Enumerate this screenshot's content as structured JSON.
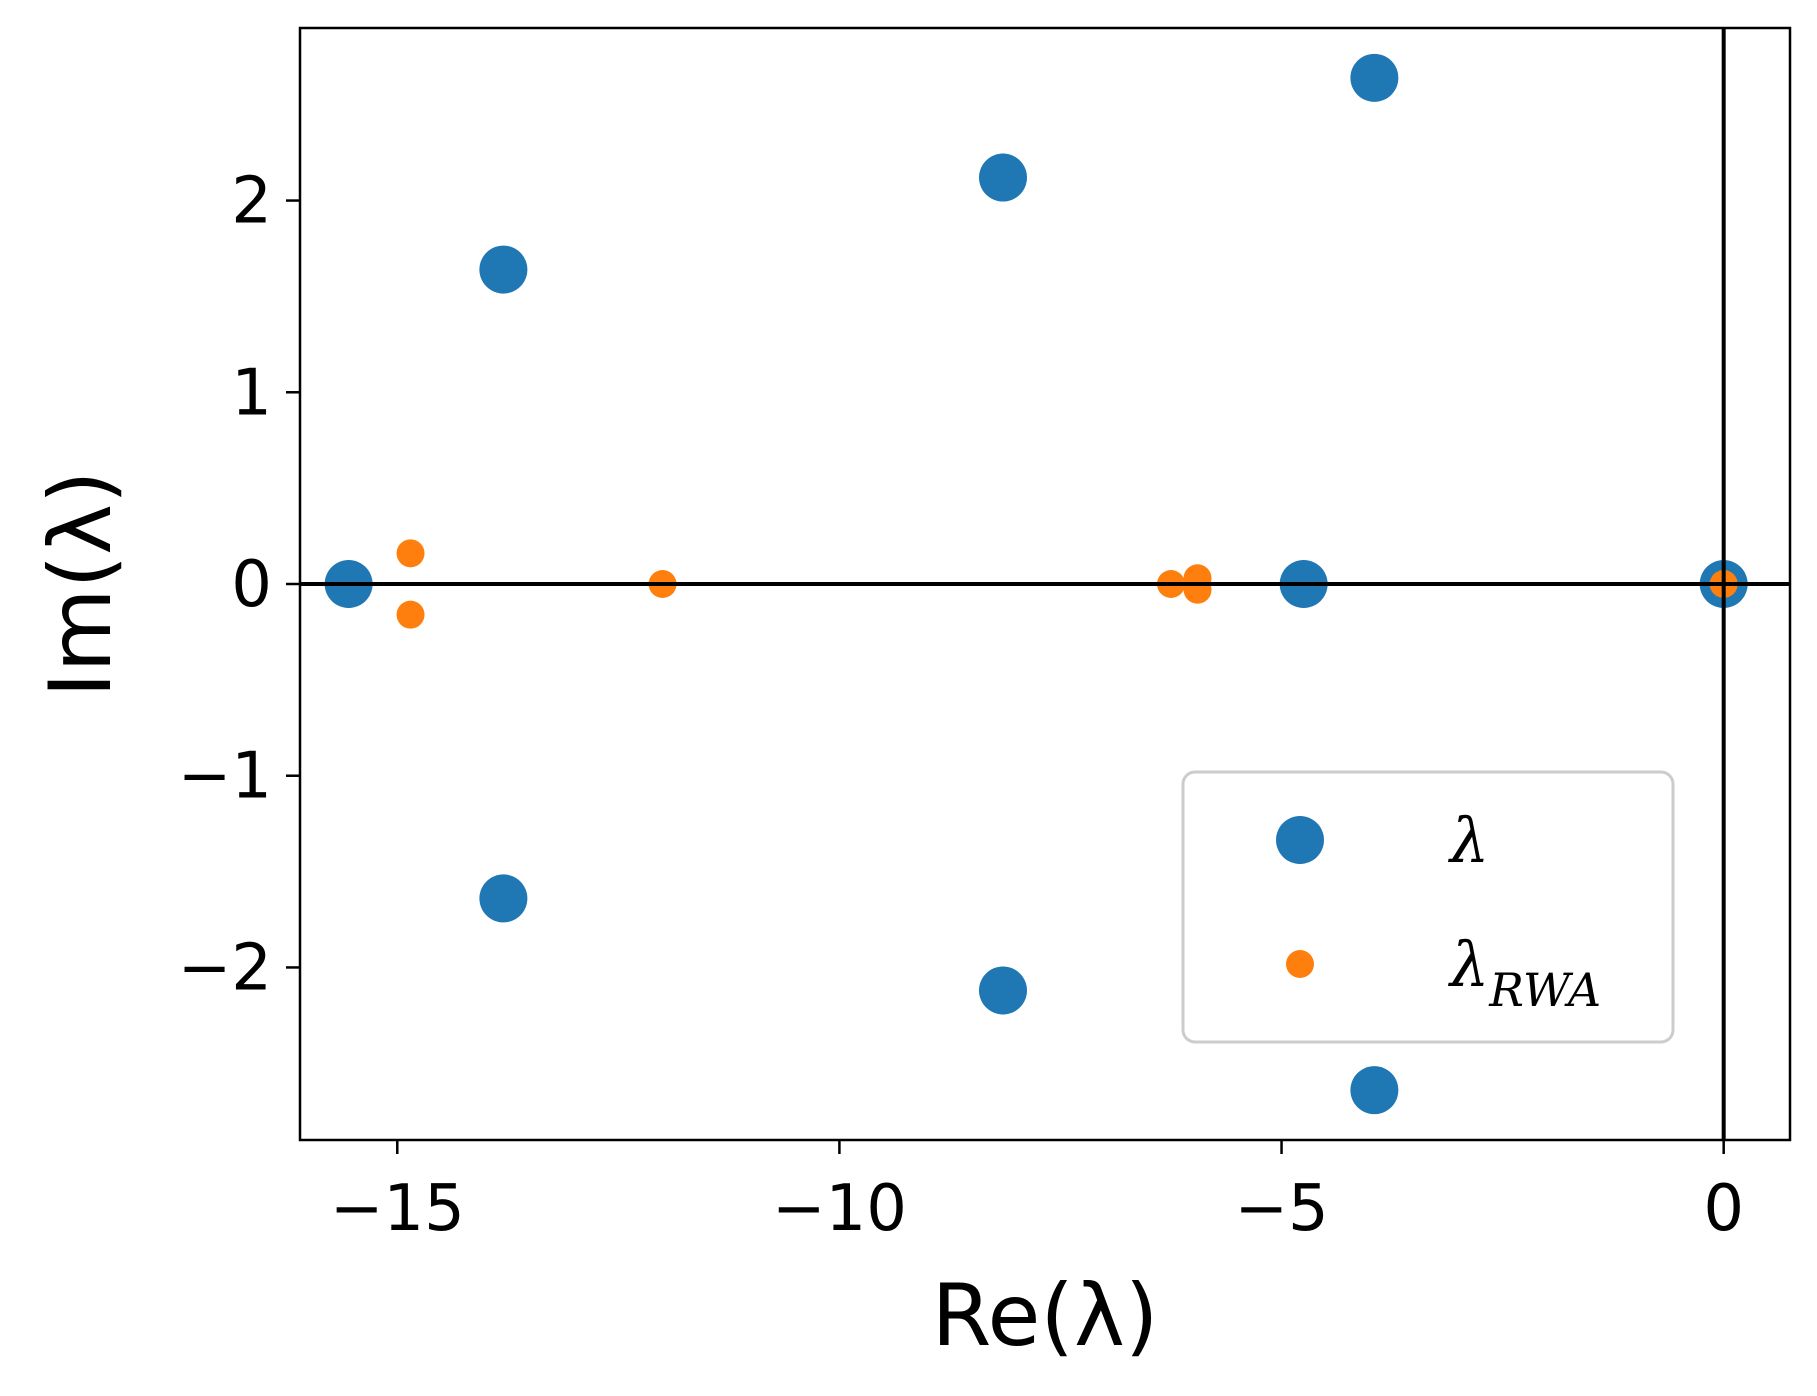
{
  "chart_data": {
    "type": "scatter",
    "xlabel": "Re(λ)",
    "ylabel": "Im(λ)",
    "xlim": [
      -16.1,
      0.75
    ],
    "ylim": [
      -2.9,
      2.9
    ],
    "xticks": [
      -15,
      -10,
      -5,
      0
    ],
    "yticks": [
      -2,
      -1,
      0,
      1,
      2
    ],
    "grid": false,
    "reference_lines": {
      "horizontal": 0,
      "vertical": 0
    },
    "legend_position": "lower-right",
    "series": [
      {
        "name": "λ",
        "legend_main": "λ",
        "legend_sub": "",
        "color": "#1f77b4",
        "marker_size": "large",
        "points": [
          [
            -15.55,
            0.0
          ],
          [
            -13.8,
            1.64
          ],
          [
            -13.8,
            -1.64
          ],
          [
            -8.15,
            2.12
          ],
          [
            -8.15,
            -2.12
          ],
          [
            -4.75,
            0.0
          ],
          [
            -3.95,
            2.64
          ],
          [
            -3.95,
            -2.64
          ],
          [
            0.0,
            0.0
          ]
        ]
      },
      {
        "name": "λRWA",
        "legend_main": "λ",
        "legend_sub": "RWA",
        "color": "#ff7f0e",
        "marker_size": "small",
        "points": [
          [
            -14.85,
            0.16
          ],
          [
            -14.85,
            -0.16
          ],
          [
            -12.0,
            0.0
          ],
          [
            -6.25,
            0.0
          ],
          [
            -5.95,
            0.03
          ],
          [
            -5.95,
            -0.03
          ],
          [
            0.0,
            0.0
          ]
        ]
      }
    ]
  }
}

◇ ◇ ◇ ◇

* **Task**:
Repeat the entries exactly and keep the pictures out of the copy.

* **Task output**:
Enumerate this screenshot's content as structured JSON.
{
  "chart_data": {
    "type": "scatter",
    "xlabel": "Re(λ)",
    "ylabel": "Im(λ)",
    "xlim": [
      -16.1,
      0.75
    ],
    "ylim": [
      -2.9,
      2.9
    ],
    "xticks": [
      -15,
      -10,
      -5,
      0
    ],
    "yticks": [
      -2,
      -1,
      0,
      1,
      2
    ],
    "grid": false,
    "reference_lines": {
      "horizontal": 0,
      "vertical": 0
    },
    "legend_position": "lower-right",
    "series": [
      {
        "name": "λ",
        "legend_main": "λ",
        "legend_sub": "",
        "color": "#1f77b4",
        "marker_size": "large",
        "points": [
          [
            -15.55,
            0.0
          ],
          [
            -13.8,
            1.64
          ],
          [
            -13.8,
            -1.64
          ],
          [
            -8.15,
            2.12
          ],
          [
            -8.15,
            -2.12
          ],
          [
            -4.75,
            0.0
          ],
          [
            -3.95,
            2.64
          ],
          [
            -3.95,
            -2.64
          ],
          [
            0.0,
            0.0
          ]
        ]
      },
      {
        "name": "λRWA",
        "legend_main": "λ",
        "legend_sub": "RWA",
        "color": "#ff7f0e",
        "marker_size": "small",
        "points": [
          [
            -14.85,
            0.16
          ],
          [
            -14.85,
            -0.16
          ],
          [
            -12.0,
            0.0
          ],
          [
            -6.25,
            0.0
          ],
          [
            -5.95,
            0.03
          ],
          [
            -5.95,
            -0.03
          ],
          [
            0.0,
            0.0
          ]
        ]
      }
    ]
  }
}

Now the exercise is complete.